# Exercise:
Repeat the entire listing exactly.

— Start Provided data —

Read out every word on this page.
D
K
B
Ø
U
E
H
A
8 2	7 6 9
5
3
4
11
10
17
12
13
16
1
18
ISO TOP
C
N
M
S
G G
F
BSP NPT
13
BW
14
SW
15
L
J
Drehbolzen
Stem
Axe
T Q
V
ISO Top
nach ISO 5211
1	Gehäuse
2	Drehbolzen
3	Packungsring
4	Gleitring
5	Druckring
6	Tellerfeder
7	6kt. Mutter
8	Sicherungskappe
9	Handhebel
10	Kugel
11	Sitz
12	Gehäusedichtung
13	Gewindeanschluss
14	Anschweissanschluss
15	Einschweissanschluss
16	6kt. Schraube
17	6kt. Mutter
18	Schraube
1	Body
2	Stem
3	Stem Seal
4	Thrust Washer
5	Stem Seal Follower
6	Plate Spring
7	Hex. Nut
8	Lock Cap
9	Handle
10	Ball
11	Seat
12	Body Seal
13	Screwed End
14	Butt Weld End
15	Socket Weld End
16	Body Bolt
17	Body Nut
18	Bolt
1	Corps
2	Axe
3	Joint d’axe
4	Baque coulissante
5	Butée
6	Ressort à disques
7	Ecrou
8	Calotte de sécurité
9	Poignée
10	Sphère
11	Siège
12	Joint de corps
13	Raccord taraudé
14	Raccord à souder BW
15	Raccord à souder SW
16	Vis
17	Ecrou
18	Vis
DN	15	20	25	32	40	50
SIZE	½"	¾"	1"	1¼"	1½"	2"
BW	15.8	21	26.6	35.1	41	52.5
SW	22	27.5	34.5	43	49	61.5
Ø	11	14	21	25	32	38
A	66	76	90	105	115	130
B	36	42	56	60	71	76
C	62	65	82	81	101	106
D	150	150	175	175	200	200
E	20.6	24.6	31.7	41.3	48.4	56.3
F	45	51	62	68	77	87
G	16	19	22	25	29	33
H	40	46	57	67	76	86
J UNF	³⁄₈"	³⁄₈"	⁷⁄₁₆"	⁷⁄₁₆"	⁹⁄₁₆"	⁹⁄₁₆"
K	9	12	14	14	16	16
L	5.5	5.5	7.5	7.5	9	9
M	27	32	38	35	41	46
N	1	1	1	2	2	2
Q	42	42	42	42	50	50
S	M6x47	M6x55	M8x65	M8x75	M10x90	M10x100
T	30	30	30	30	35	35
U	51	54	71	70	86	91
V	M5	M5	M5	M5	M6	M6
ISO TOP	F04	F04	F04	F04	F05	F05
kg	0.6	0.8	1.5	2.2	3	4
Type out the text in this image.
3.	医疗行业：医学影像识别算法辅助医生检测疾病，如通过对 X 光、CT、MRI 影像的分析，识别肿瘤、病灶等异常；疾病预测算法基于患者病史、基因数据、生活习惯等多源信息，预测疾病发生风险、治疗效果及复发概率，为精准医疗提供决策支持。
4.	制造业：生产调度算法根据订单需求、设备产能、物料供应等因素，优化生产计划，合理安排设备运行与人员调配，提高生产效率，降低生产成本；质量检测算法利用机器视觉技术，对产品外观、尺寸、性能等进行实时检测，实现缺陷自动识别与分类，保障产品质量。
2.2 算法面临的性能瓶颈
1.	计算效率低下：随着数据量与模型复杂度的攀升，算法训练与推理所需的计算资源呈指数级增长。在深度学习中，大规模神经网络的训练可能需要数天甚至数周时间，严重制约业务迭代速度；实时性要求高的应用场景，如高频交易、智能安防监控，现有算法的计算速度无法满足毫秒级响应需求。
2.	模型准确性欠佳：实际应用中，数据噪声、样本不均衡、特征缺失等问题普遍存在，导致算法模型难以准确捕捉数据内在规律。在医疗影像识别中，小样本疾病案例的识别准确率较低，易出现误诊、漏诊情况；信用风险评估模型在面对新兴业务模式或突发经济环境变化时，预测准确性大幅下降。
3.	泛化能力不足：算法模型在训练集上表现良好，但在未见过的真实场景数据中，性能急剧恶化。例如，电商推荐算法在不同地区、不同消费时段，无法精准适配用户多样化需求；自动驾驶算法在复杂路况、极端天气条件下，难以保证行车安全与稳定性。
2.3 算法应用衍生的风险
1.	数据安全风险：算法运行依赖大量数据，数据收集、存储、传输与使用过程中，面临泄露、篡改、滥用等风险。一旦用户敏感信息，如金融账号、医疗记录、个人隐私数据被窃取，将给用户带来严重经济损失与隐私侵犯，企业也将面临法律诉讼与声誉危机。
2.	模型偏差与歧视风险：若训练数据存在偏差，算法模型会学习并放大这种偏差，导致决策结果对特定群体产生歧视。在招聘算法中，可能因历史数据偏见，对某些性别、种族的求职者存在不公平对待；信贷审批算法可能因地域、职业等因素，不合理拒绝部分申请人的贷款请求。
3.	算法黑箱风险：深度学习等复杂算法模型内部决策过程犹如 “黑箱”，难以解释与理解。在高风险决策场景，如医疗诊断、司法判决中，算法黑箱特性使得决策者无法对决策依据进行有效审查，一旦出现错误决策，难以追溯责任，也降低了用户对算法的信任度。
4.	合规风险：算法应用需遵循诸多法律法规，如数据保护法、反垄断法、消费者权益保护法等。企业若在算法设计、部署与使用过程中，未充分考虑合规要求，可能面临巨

— End Provided data —

# Answer in full:
Read out every word on this page.
D
K
B
Ø
U
E
H
A
8 2	7 6 9
5
3
4
11
10
17
12
13
16
1
18
ISO TOP
C
N
M
S
G G
F
BSP NPT
13
BW
14
SW
15
L
J
Drehbolzen
Stem
Axe
T Q
V
ISO Top
nach ISO 5211
1	Gehäuse
2	Drehbolzen
3	Packungsring
4	Gleitring
5	Druckring
6	Tellerfeder
7	6kt. Mutter
8	Sicherungskappe
9	Handhebel
10	Kugel
11	Sitz
12	Gehäusedichtung
13	Gewindeanschluss
14	Anschweissanschluss
15	Einschweissanschluss
16	6kt. Schraube
17	6kt. Mutter
18	Schraube
1	Body
2	Stem
3	Stem Seal
4	Thrust Washer
5	Stem Seal Follower
6	Plate Spring
7	Hex. Nut
8	Lock Cap
9	Handle
10	Ball
11	Seat
12	Body Seal
13	Screwed End
14	Butt Weld End
15	Socket Weld End
16	Body Bolt
17	Body Nut
18	Bolt
1	Corps
2	Axe
3	Joint d’axe
4	Baque coulissante
5	Butée
6	Ressort à disques
7	Ecrou
8	Calotte de sécurité
9	Poignée
10	Sphère
11	Siège
12	Joint de corps
13	Raccord taraudé
14	Raccord à souder BW
15	Raccord à souder SW
16	Vis
17	Ecrou
18	Vis
DN	15	20	25	32	40	50
SIZE	½"	¾"	1"	1¼"	1½"	2"
BW	15.8	21	26.6	35.1	41	52.5
SW	22	27.5	34.5	43	49	61.5
Ø	11	14	21	25	32	38
A	66	76	90	105	115	130
B	36	42	56	60	71	76
C	62	65	82	81	101	106
D	150	150	175	175	200	200
E	20.6	24.6	31.7	41.3	48.4	56.3
F	45	51	62	68	77	87
G	16	19	22	25	29	33
H	40	46	57	67	76	86
J UNF	³⁄₈"	³⁄₈"	⁷⁄₁₆"	⁷⁄₁₆"	⁹⁄₁₆"	⁹⁄₁₆"
K	9	12	14	14	16	16
L	5.5	5.5	7.5	7.5	9	9
M	27	32	38	35	41	46
N	1	1	1	2	2	2
Q	42	42	42	42	50	50
S	M6x47	M6x55	M8x65	M8x75	M10x90	M10x100
T	30	30	30	30	35	35
U	51	54	71	70	86	91
V	M5	M5	M5	M5	M6	M6
ISO TOP	F04	F04	F04	F04	F05	F05
kg	0.6	0.8	1.5	2.2	3	4
Type out the text in this image.
3.	医疗行业：医学影像识别算法辅助医生检测疾病，如通过对 X 光、CT、MRI 影像的分析，识别肿瘤、病灶等异常；疾病预测算法基于患者病史、基因数据、生活习惯等多源信息，预测疾病发生风险、治疗效果及复发概率，为精准医疗提供决策支持。
4.	制造业：生产调度算法根据订单需求、设备产能、物料供应等因素，优化生产计划，合理安排设备运行与人员调配，提高生产效率，降低生产成本；质量检测算法利用机器视觉技术，对产品外观、尺寸、性能等进行实时检测，实现缺陷自动识别与分类，保障产品质量。
2.2 算法面临的性能瓶颈
1.	计算效率低下：随着数据量与模型复杂度的攀升，算法训练与推理所需的计算资源呈指数级增长。在深度学习中，大规模神经网络的训练可能需要数天甚至数周时间，严重制约业务迭代速度；实时性要求高的应用场景，如高频交易、智能安防监控，现有算法的计算速度无法满足毫秒级响应需求。
2.	模型准确性欠佳：实际应用中，数据噪声、样本不均衡、特征缺失等问题普遍存在，导致算法模型难以准确捕捉数据内在规律。在医疗影像识别中，小样本疾病案例的识别准确率较低，易出现误诊、漏诊情况；信用风险评估模型在面对新兴业务模式或突发经济环境变化时，预测准确性大幅下降。
3.	泛化能力不足：算法模型在训练集上表现良好，但在未见过的真实场景数据中，性能急剧恶化。例如，电商推荐算法在不同地区、不同消费时段，无法精准适配用户多样化需求；自动驾驶算法在复杂路况、极端天气条件下，难以保证行车安全与稳定性。
2.3 算法应用衍生的风险
1.	数据安全风险：算法运行依赖大量数据，数据收集、存储、传输与使用过程中，面临泄露、篡改、滥用等风险。一旦用户敏感信息，如金融账号、医疗记录、个人隐私数据被窃取，将给用户带来严重经济损失与隐私侵犯，企业也将面临法律诉讼与声誉危机。
2.	模型偏差与歧视风险：若训练数据存在偏差，算法模型会学习并放大这种偏差，导致决策结果对特定群体产生歧视。在招聘算法中，可能因历史数据偏见，对某些性别、种族的求职者存在不公平对待；信贷审批算法可能因地域、职业等因素，不合理拒绝部分申请人的贷款请求。
3.	算法黑箱风险：深度学习等复杂算法模型内部决策过程犹如 “黑箱”，难以解释与理解。在高风险决策场景，如医疗诊断、司法判决中，算法黑箱特性使得决策者无法对决策依据进行有效审查，一旦出现错误决策，难以追溯责任，也降低了用户对算法的信任度。
4.	合规风险：算法应用需遵循诸多法律法规，如数据保护法、反垄断法、消费者权益保护法等。企业若在算法设计、部署与使用过程中，未充分考虑合规要求，可能面临巨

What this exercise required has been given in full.